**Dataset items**
■ ■ ■ ■ ■ ■ ■

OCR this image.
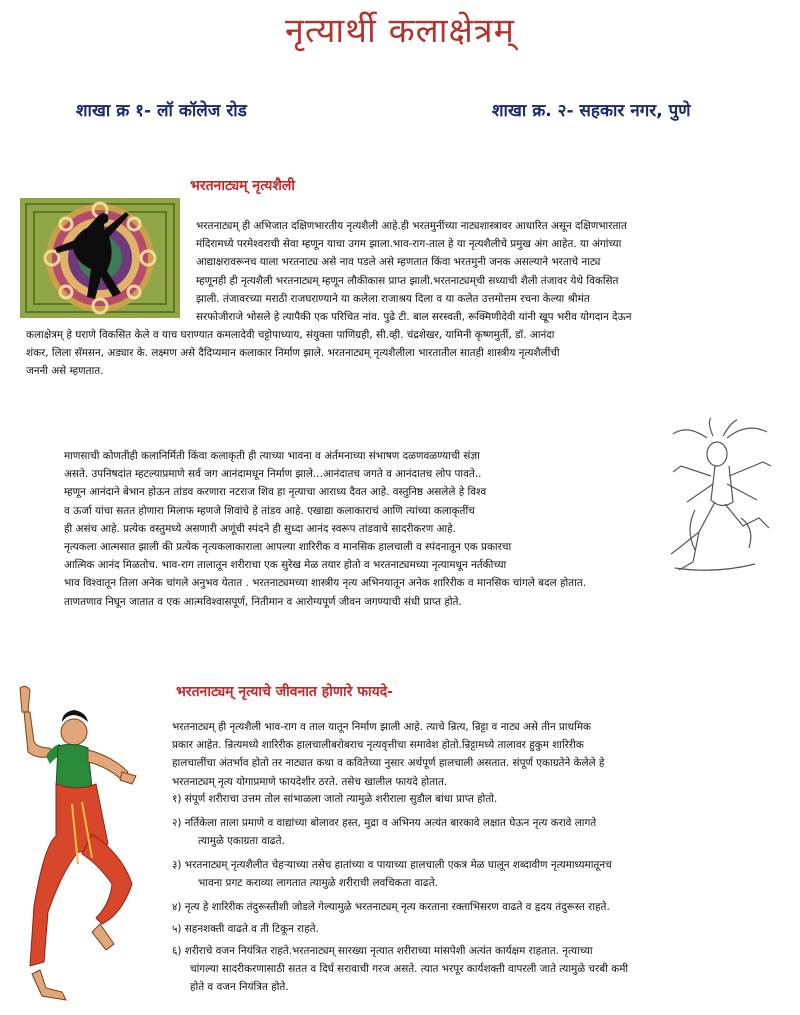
नृत्यार्थी कलाक्षेत्रम्
शाखा क्र १- लॉ कॉलेज रोड	शाखा क्र. २- सहकार नगर, पुणे
भरतनाट्यम् नृत्यशैली
भरतनाट्यम् ही अभिजात दक्षिणभारतीय नृत्यशैली आहे.ही भरतमुनींच्या नाट्यशास्त्रावर आधारित असून दक्षिणभारतात
मंदिरामध्ये परमेश्वराची सेवा म्हणून याचा उगम झाला.भाव-राग-ताल हे या नृत्यशैलीचे प्रमुख अंग आहेत. या अंगांच्या
आद्याक्षरावरूनच याला भरतनाट्य असे नाव पडले असे म्हणतात किंवा भरतमुनी जनक असल्याने भरताचे नाट्य
म्हणूनही ही नृत्यशैली भरतनाट्यम् म्हणून लौकीकास प्राप्त झाली.भरतनाट्यम्‌ची सध्याची शैली तंजावर येथे विकसित
झाली. तंजावरच्या मराठी राजघराण्याने या कलेला राजाश्रय दिला व या कलेत उत्तमोत्तम रचना केल्या श्रीमंत
सरफोजीराजे भोसले हे त्यापैकी एक परिचित नांव. पुढे टी. बाल सरस्वती, रूक्मिणीदेवी यांनी खूप भरीव योगदान देऊन
कलाक्षेत्रम् हे घराणे विकसित केले व याच घराण्यात कमलादेवी चट्टोपाध्याय, संयुक्ता पाणिग्रही, सी.व्ही. चंद्रशेखर, यामिनी कृष्णमुर्ती, डॉ. आनंदा
शंकर, लिला सॅमसन, अड्यार के. लक्ष्मण असे दैदिप्यमान कलाकार निर्माण झाले. भरतनाट्यम् नृत्यशैलीला भारतातील सातही शास्त्रीय नृत्यशैलींची
जननी असे म्हणतात.
माणसाची कोणतीही कलानिर्मिती किंवा कलाकृती ही त्याच्या भावना व अंर्तमनाच्या संभाषण दळणवळण्याची संज्ञा
असते. उपनिषदांत म्हटल्याप्रमाणे सर्व जग आनंदामधून निर्माण झाले...आनंदातच जगते व आनंदातच लोप पावते..
म्हणून आनंदाने बेभान होऊन तांडव करणारा नटराज शिव हा नृत्याचा आराध्य दैवत आहे. वस्तुनिष्ठ असलेले हे विश्व
व ऊर्जा यांचा सतत होणारा मिलाफ म्हणजे शिवांचे हे तांडव आहे. एखाद्या कलाकाराचं आणि त्यांच्या कलाकृतींच
ही असंच आहे. प्रत्येक वस्तुमध्ये असणारी अणूंची स्पंदने ही सुध्दा आनंद स्वरूप तांडवाचे सादरीकरण आहे.
नृत्यकला आत्मसात झाली की प्रत्येक नृत्यकलाकाराला आपल्या शारिरीक व मानसिक हालचाली व स्पंदनातून एक प्रकारचा
आत्मिक आनंद मिळतोच. भाव-राग तालातून शरीराचा एक सुरेख मेळ तयार होतो व भरतनाट्यमच्या नृत्यामधून नर्तकीच्या
भाव विश्वातून तिला अनेक चांगले अनुभव येतात . भरतनाट्यमच्या शास्त्रीय नृत्य अभिनयातून अनेक शारिरीक व मानसिक चांगले बदल होतात.
ताणतणाव निघून जातात व एक आत्मविश्वासपूर्ण, नितीमान व आरोग्यपूर्ण जीवन जगण्याची संधी प्राप्त होते.
भरतनाट्यम् नृत्याचे जीवनात होणारे फायदे-
भरतनाट्यम् ही नृत्यशैली भाव-राग व ताल यातून निर्माण झाली आहे. त्याचे न्रित्य, न्रिट्टा व नाट्य असे तीन प्राथमिक
प्रकार आहेत. न्रित्यमध्ये शारिरीक हालचालीबरोबराच नृत्यवृत्तीचा समावेश होतो.न्रिट्टामध्ये तालावर हुकुम शारिरीक
हालचालींचा अंतर्भाव होतो तर नाट्यात कथा व कवितेच्या नुसार अर्थपूर्ण हालचाली असतात. संपूर्ण एकाग्रतेने केलेले हे
भरतनाट्यम् नृत्य योगाप्रमाणे फायदेशीर ठरते. तसेच खालील फायदे होतात.
१) संपूर्ण शरीराचा उत्तम तोल सांभाळला जातो त्यामुळे शरीराला सुडौल बांधा प्राप्त होतो.
२) नर्तिकेला ताला प्रमाणे व वाद्यांच्या बोलावर हस्त, मुद्रा व अभिनय अत्यंत बारकावे लक्षात घेऊन नृत्य करावे लागते
त्यामुळे एकाग्रता वाढते.
३) भरतनाट्यम् नृत्यशैलीत चेहऱ्याच्या तसेच हातांच्या व पायाच्या हालचाली एकत्र मेळ घालून शब्दावीण नृत्यमाध्यमातूनच
भावना प्रगट कराव्या लागतात त्यामुळे शरीराची लवचिकता वाढते.
४) नृत्य हे शारिरीक तंदुरूस्तीशी जोडले गेल्यामुळे भरतनाट्यम् नृत्य करताना रक्ताभिसरण वाढते व हृदय तंदुरूस्त राहते.
५) सहनशक्ती वाढते व ती टिकून राहते.
६) शरीराचे वजन नियंत्रित राहते.भरतनाट्यम् सारख्या नृत्यात शरीराच्या मांसपेशी अत्यंत कार्यक्षम राहतात. नृत्याच्या
चांगल्या सादरीकरणासाठी सतत व दिर्घ सरावाची गरज असते. त्यात भरपूर कार्यशक्ती वापरली जाते त्यामुळे चरबी कमी
होते व वजन नियंत्रित होते.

■ ■ ■ ■ ■ ■ ■

**WHAT THE TASK ASKS**
Every record above should be written out again exactly; the pictures stay out of the copy.

**THE REPLY**
OCR this image.
नृत्यार्थी कलाक्षेत्रम्
शाखा क्र १- लॉ कॉलेज रोड	शाखा क्र. २- सहकार नगर, पुणे
भरतनाट्यम् नृत्यशैली
भरतनाट्यम् ही अभिजात दक्षिणभारतीय नृत्यशैली आहे.ही भरतमुनींच्या नाट्यशास्त्रावर आधारित असून दक्षिणभारतात
मंदिरामध्ये परमेश्वराची सेवा म्हणून याचा उगम झाला.भाव-राग-ताल हे या नृत्यशैलीचे प्रमुख अंग आहेत. या अंगांच्या
आद्याक्षरावरूनच याला भरतनाट्य असे नाव पडले असे म्हणतात किंवा भरतमुनी जनक असल्याने भरताचे नाट्य
म्हणूनही ही नृत्यशैली भरतनाट्यम् म्हणून लौकीकास प्राप्त झाली.भरतनाट्यम्‌ची सध्याची शैली तंजावर येथे विकसित
झाली. तंजावरच्या मराठी राजघराण्याने या कलेला राजाश्रय दिला व या कलेत उत्तमोत्तम रचना केल्या श्रीमंत
सरफोजीराजे भोसले हे त्यापैकी एक परिचित नांव. पुढे टी. बाल सरस्वती, रूक्मिणीदेवी यांनी खूप भरीव योगदान देऊन
कलाक्षेत्रम् हे घराणे विकसित केले व याच घराण्यात कमलादेवी चट्टोपाध्याय, संयुक्ता पाणिग्रही, सी.व्ही. चंद्रशेखर, यामिनी कृष्णमुर्ती, डॉ. आनंदा
शंकर, लिला सॅमसन, अड्यार के. लक्ष्मण असे दैदिप्यमान कलाकार निर्माण झाले. भरतनाट्यम् नृत्यशैलीला भारतातील सातही शास्त्रीय नृत्यशैलींची
जननी असे म्हणतात.
माणसाची कोणतीही कलानिर्मिती किंवा कलाकृती ही त्याच्या भावना व अंर्तमनाच्या संभाषण दळणवळण्याची संज्ञा
असते. उपनिषदांत म्हटल्याप्रमाणे सर्व जग आनंदामधून निर्माण झाले...आनंदातच जगते व आनंदातच लोप पावते..
म्हणून आनंदाने बेभान होऊन तांडव करणारा नटराज शिव हा नृत्याचा आराध्य दैवत आहे. वस्तुनिष्ठ असलेले हे विश्व
व ऊर्जा यांचा सतत होणारा मिलाफ म्हणजे शिवांचे हे तांडव आहे. एखाद्या कलाकाराचं आणि त्यांच्या कलाकृतींच
ही असंच आहे. प्रत्येक वस्तुमध्ये असणारी अणूंची स्पंदने ही सुध्दा आनंद स्वरूप तांडवाचे सादरीकरण आहे.
नृत्यकला आत्मसात झाली की प्रत्येक नृत्यकलाकाराला आपल्या शारिरीक व मानसिक हालचाली व स्पंदनातून एक प्रकारचा
आत्मिक आनंद मिळतोच. भाव-राग तालातून शरीराचा एक सुरेख मेळ तयार होतो व भरतनाट्यमच्या नृत्यामधून नर्तकीच्या
भाव विश्वातून तिला अनेक चांगले अनुभव येतात . भरतनाट्यमच्या शास्त्रीय नृत्य अभिनयातून अनेक शारिरीक व मानसिक चांगले बदल होतात.
ताणतणाव निघून जातात व एक आत्मविश्वासपूर्ण, नितीमान व आरोग्यपूर्ण जीवन जगण्याची संधी प्राप्त होते.
भरतनाट्यम् नृत्याचे जीवनात होणारे फायदे-
भरतनाट्यम् ही नृत्यशैली भाव-राग व ताल यातून निर्माण झाली आहे. त्याचे न्रित्य, न्रिट्टा व नाट्य असे तीन प्राथमिक
प्रकार आहेत. न्रित्यमध्ये शारिरीक हालचालीबरोबराच नृत्यवृत्तीचा समावेश होतो.न्रिट्टामध्ये तालावर हुकुम शारिरीक
हालचालींचा अंतर्भाव होतो तर नाट्यात कथा व कवितेच्या नुसार अर्थपूर्ण हालचाली असतात. संपूर्ण एकाग्रतेने केलेले हे
भरतनाट्यम् नृत्य योगाप्रमाणे फायदेशीर ठरते. तसेच खालील फायदे होतात.
१) संपूर्ण शरीराचा उत्तम तोल सांभाळला जातो त्यामुळे शरीराला सुडौल बांधा प्राप्त होतो.
२) नर्तिकेला ताला प्रमाणे व वाद्यांच्या बोलावर हस्त, मुद्रा व अभिनय अत्यंत बारकावे लक्षात घेऊन नृत्य करावे लागते
त्यामुळे एकाग्रता वाढते.
३) भरतनाट्यम् नृत्यशैलीत चेहऱ्याच्या तसेच हातांच्या व पायाच्या हालचाली एकत्र मेळ घालून शब्दावीण नृत्यमाध्यमातूनच
भावना प्रगट कराव्या लागतात त्यामुळे शरीराची लवचिकता वाढते.
४) नृत्य हे शारिरीक तंदुरूस्तीशी जोडले गेल्यामुळे भरतनाट्यम् नृत्य करताना रक्ताभिसरण वाढते व हृदय तंदुरूस्त राहते.
५) सहनशक्ती वाढते व ती टिकून राहते.
६) शरीराचे वजन नियंत्रित राहते.भरतनाट्यम् सारख्या नृत्यात शरीराच्या मांसपेशी अत्यंत कार्यक्षम राहतात. नृत्याच्या
चांगल्या सादरीकरणासाठी सतत व दिर्घ सरावाची गरज असते. त्यात भरपूर कार्यशक्ती वापरली जाते त्यामुळे चरबी कमी
होते व वजन नियंत्रित होते.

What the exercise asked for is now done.